[START]

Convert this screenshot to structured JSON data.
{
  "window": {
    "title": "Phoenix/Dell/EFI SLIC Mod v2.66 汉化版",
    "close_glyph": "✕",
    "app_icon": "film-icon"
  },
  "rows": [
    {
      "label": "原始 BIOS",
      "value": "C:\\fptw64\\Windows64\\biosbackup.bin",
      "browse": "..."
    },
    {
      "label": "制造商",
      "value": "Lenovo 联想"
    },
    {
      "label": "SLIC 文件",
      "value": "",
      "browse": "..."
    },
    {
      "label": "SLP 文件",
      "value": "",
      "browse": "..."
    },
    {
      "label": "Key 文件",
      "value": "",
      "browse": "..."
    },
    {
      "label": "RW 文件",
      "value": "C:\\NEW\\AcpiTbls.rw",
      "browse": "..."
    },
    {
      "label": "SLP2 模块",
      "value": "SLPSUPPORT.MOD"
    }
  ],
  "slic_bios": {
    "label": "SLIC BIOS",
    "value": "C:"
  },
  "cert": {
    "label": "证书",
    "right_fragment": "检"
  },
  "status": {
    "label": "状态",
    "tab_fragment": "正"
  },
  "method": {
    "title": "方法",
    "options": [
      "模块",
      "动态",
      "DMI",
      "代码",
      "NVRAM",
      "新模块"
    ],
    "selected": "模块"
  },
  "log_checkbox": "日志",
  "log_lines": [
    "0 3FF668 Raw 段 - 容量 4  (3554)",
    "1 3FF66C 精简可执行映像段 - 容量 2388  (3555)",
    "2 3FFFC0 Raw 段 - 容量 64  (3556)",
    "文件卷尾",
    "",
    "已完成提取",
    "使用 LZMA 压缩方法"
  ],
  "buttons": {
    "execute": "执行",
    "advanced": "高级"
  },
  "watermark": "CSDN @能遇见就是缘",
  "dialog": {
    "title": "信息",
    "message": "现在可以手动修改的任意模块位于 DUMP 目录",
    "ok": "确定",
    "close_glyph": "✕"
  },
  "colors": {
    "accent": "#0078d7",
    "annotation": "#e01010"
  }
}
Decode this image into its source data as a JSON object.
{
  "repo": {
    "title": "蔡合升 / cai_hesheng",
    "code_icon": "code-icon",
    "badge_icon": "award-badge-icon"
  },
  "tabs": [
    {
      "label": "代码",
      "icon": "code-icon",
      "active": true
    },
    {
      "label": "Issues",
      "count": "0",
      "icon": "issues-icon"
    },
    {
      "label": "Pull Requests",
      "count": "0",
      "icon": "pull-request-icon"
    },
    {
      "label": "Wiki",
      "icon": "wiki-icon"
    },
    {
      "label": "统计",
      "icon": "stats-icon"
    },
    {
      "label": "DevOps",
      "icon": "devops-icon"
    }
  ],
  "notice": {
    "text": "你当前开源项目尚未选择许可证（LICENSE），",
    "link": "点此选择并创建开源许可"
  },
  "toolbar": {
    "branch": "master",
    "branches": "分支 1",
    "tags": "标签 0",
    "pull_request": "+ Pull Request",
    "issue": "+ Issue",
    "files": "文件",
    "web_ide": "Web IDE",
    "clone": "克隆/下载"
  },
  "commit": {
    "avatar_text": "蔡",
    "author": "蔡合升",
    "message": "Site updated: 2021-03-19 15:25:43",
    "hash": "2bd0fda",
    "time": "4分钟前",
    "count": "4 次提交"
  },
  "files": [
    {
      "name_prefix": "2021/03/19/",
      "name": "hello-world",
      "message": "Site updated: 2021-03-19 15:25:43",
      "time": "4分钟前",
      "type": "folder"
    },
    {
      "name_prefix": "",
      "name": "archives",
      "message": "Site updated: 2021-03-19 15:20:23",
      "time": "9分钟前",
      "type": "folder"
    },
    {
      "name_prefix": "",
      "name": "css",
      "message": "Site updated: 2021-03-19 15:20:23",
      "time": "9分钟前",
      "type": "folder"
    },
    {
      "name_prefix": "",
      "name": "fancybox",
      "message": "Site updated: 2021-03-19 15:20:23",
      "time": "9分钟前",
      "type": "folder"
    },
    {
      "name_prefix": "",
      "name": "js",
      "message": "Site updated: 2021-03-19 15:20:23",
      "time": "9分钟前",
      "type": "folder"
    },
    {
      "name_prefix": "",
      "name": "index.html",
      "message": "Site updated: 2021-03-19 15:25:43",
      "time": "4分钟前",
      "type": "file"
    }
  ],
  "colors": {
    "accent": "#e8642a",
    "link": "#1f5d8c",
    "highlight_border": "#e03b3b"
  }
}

[END]

== Exercise description ==
Copy out each record, keeping every word as it is.

== Task solution ==
Convert this screenshot to structured JSON data.
{
  "window": {
    "title": "Phoenix/Dell/EFI SLIC Mod v2.66 汉化版",
    "close_glyph": "✕",
    "app_icon": "film-icon"
  },
  "rows": [
    {
      "label": "原始 BIOS",
      "value": "C:\\fptw64\\Windows64\\biosbackup.bin",
      "browse": "..."
    },
    {
      "label": "制造商",
      "value": "Lenovo 联想"
    },
    {
      "label": "SLIC 文件",
      "value": "",
      "browse": "..."
    },
    {
      "label": "SLP 文件",
      "value": "",
      "browse": "..."
    },
    {
      "label": "Key 文件",
      "value": "",
      "browse": "..."
    },
    {
      "label": "RW 文件",
      "value": "C:\\NEW\\AcpiTbls.rw",
      "browse": "..."
    },
    {
      "label": "SLP2 模块",
      "value": "SLPSUPPORT.MOD"
    }
  ],
  "slic_bios": {
    "label": "SLIC BIOS",
    "value": "C:"
  },
  "cert": {
    "label": "证书",
    "right_fragment": "检"
  },
  "status": {
    "label": "状态",
    "tab_fragment": "正"
  },
  "method": {
    "title": "方法",
    "options": [
      "模块",
      "动态",
      "DMI",
      "代码",
      "NVRAM",
      "新模块"
    ],
    "selected": "模块"
  },
  "log_checkbox": "日志",
  "log_lines": [
    "0 3FF668 Raw 段 - 容量 4  (3554)",
    "1 3FF66C 精简可执行映像段 - 容量 2388  (3555)",
    "2 3FFFC0 Raw 段 - 容量 64  (3556)",
    "文件卷尾",
    "",
    "已完成提取",
    "使用 LZMA 压缩方法"
  ],
  "buttons": {
    "execute": "执行",
    "advanced": "高级"
  },
  "watermark": "CSDN @能遇见就是缘",
  "dialog": {
    "title": "信息",
    "message": "现在可以手动修改的任意模块位于 DUMP 目录",
    "ok": "确定",
    "close_glyph": "✕"
  },
  "colors": {
    "accent": "#0078d7",
    "annotation": "#e01010"
  }
}
Decode this image into its source data as a JSON object.
{
  "repo": {
    "title": "蔡合升 / cai_hesheng",
    "code_icon": "code-icon",
    "badge_icon": "award-badge-icon"
  },
  "tabs": [
    {
      "label": "代码",
      "icon": "code-icon",
      "active": true
    },
    {
      "label": "Issues",
      "count": "0",
      "icon": "issues-icon"
    },
    {
      "label": "Pull Requests",
      "count": "0",
      "icon": "pull-request-icon"
    },
    {
      "label": "Wiki",
      "icon": "wiki-icon"
    },
    {
      "label": "统计",
      "icon": "stats-icon"
    },
    {
      "label": "DevOps",
      "icon": "devops-icon"
    }
  ],
  "notice": {
    "text": "你当前开源项目尚未选择许可证（LICENSE），",
    "link": "点此选择并创建开源许可"
  },
  "toolbar": {
    "branch": "master",
    "branches": "分支 1",
    "tags": "标签 0",
    "pull_request": "+ Pull Request",
    "issue": "+ Issue",
    "files": "文件",
    "web_ide": "Web IDE",
    "clone": "克隆/下载"
  },
  "commit": {
    "avatar_text": "蔡",
    "author": "蔡合升",
    "message": "Site updated: 2021-03-19 15:25:43",
    "hash": "2bd0fda",
    "time": "4分钟前",
    "count": "4 次提交"
  },
  "files": [
    {
      "name_prefix": "2021/03/19/",
      "name": "hello-world",
      "message": "Site updated: 2021-03-19 15:25:43",
      "time": "4分钟前",
      "type": "folder"
    },
    {
      "name_prefix": "",
      "name": "archives",
      "message": "Site updated: 2021-03-19 15:20:23",
      "time": "9分钟前",
      "type": "folder"
    },
    {
      "name_prefix": "",
      "name": "css",
      "message": "Site updated: 2021-03-19 15:20:23",
      "time": "9分钟前",
      "type": "folder"
    },
    {
      "name_prefix": "",
      "name": "fancybox",
      "message": "Site updated: 2021-03-19 15:20:23",
      "time": "9分钟前",
      "type": "folder"
    },
    {
      "name_prefix": "",
      "name": "js",
      "message": "Site updated: 2021-03-19 15:20:23",
      "time": "9分钟前",
      "type": "folder"
    },
    {
      "name_prefix": "",
      "name": "index.html",
      "message": "Site updated: 2021-03-19 15:25:43",
      "time": "4分钟前",
      "type": "file"
    }
  ],
  "colors": {
    "accent": "#e8642a",
    "link": "#1f5d8c",
    "highlight_border": "#e03b3b"
  }
}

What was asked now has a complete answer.